(Records from a dataset)
---------------
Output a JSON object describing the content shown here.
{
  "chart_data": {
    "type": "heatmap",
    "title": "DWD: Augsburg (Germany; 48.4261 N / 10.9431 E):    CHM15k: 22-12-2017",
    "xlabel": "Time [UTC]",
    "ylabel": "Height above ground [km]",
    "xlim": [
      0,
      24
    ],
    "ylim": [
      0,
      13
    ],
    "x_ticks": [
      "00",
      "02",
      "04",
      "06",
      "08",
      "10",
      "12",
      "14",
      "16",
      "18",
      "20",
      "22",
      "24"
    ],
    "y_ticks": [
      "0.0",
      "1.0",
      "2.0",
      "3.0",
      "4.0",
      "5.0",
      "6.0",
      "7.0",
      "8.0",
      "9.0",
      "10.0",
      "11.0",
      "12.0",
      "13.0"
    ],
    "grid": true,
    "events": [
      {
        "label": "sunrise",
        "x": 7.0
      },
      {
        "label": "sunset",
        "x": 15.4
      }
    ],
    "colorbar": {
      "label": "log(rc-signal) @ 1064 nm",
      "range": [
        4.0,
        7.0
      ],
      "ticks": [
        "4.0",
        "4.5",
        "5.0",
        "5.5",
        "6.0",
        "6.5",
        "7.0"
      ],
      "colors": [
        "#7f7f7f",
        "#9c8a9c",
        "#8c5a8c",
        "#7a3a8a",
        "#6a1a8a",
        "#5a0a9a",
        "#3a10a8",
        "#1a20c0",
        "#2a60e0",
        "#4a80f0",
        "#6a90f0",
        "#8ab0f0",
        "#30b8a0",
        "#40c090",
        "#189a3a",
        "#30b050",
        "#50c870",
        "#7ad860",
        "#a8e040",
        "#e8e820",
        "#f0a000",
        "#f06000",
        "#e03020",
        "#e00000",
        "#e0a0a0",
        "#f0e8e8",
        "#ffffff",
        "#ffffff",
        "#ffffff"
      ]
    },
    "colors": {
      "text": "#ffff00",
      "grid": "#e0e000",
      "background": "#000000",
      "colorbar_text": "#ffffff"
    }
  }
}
---------------
Report the number of lines that contain "ffffff", with no other words.

=== IN RESPONSE ===
4